• _Prompt_
Copy every line from the material below that holds "Christus".

• _Input rows_
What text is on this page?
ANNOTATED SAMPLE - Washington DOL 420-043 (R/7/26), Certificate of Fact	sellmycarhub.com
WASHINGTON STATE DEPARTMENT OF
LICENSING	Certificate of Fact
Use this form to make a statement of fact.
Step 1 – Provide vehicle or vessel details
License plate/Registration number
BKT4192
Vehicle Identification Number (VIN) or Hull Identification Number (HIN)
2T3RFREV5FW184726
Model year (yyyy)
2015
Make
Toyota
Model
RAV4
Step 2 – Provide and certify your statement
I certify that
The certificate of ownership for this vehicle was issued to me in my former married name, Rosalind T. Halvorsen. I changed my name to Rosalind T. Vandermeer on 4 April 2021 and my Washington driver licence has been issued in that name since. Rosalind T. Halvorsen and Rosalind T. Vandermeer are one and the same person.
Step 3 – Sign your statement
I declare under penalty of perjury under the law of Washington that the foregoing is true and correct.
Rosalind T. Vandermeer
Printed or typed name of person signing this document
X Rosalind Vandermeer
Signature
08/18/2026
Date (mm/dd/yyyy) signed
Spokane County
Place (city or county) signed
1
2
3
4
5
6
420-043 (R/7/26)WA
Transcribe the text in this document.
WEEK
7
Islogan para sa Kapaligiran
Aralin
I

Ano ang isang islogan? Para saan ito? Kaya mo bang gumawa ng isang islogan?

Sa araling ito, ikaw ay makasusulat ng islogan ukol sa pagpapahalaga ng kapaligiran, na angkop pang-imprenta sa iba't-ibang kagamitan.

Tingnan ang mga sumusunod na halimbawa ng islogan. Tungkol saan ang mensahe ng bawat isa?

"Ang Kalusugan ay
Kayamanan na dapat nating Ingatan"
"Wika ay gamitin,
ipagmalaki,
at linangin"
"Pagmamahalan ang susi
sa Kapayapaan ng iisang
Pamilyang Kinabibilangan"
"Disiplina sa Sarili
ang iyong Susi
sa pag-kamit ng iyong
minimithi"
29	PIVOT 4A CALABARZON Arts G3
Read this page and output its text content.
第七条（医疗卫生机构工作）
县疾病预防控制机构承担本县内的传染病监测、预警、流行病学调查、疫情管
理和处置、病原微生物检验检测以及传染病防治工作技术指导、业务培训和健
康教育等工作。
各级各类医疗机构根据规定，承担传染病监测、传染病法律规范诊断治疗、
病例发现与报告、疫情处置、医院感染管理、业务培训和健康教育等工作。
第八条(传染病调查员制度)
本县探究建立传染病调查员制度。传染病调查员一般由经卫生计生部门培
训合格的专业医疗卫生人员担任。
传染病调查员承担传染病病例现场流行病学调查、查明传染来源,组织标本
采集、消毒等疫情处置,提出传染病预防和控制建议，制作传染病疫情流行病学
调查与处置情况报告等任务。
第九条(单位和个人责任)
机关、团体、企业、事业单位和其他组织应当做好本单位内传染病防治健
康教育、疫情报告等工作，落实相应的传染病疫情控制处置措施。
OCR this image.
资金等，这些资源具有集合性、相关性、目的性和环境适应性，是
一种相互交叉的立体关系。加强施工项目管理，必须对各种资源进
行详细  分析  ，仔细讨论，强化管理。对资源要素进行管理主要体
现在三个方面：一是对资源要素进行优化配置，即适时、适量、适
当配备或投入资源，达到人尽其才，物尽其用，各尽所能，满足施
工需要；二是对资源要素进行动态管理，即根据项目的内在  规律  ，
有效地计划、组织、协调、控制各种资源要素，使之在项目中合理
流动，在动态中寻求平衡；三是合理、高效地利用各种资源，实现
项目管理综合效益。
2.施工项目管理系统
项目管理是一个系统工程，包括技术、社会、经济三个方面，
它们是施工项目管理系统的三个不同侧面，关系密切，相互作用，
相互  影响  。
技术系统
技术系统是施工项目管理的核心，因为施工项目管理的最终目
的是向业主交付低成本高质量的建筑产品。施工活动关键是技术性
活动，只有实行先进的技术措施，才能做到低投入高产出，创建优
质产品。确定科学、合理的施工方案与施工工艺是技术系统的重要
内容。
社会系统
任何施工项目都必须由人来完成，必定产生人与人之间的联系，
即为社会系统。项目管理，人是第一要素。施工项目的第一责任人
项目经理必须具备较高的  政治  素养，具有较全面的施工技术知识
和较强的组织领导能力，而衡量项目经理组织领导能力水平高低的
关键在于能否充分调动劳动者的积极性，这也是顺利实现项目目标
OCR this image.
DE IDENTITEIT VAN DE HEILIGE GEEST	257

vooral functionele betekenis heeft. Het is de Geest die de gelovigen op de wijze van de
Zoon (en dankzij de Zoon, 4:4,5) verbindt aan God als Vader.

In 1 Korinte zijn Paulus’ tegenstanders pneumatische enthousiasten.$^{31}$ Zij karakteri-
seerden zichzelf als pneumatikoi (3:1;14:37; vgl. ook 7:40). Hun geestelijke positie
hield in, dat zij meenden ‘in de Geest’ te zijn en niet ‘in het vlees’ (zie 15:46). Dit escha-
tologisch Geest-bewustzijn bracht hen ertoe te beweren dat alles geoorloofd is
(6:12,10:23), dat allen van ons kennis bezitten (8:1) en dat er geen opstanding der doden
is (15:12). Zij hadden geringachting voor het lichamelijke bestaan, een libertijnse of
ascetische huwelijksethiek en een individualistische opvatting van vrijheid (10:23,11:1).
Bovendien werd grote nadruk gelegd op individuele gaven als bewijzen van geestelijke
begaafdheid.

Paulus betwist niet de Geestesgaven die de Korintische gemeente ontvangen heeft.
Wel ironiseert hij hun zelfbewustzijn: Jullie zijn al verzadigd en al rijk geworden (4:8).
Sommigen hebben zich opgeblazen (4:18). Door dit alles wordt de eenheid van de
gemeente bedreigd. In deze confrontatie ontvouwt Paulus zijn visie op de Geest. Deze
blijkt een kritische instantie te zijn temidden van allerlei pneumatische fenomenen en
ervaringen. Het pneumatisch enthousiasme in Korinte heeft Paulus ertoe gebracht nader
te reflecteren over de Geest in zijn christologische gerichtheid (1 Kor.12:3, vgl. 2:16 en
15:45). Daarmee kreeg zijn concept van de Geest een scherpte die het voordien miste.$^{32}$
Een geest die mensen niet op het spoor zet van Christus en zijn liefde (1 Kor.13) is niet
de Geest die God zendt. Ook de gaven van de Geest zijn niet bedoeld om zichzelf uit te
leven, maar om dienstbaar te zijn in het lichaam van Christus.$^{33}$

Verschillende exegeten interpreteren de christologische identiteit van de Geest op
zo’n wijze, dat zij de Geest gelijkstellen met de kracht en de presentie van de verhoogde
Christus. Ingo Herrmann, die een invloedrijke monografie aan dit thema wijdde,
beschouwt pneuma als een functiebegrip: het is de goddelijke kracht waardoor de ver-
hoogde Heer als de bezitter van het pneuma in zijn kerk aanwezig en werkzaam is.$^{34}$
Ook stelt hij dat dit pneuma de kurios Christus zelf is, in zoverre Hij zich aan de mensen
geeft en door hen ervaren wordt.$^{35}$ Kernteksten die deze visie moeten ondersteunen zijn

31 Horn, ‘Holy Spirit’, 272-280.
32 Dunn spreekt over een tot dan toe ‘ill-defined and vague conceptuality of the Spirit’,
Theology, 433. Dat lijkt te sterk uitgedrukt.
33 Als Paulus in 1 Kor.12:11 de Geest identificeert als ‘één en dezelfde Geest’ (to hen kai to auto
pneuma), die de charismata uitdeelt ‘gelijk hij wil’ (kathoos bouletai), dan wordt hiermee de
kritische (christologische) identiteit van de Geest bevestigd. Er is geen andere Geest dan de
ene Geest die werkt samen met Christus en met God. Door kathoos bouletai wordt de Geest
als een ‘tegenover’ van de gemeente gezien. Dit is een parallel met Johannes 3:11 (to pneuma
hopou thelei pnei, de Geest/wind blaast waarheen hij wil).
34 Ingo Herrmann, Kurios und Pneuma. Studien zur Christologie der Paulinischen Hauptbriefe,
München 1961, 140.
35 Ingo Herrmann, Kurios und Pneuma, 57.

• _Task result_
Een geest die mensen niet op het spoor zet van Christus en zijn liefde (1 Kor.13) is niet
leven, maar om dienstbaar te zijn in het lichaam van Christus.$^{33}$
Christus. Ingo Herrmann, die een invloedrijke monografie aan dit thema wijdde,
Ook stelt hij dat dit pneuma de kurios Christus zelf is, in zoverre Hij zich aan de mensen
ene Geest die werkt samen met Christus en met God. Door kathoos bouletai wordt de Geest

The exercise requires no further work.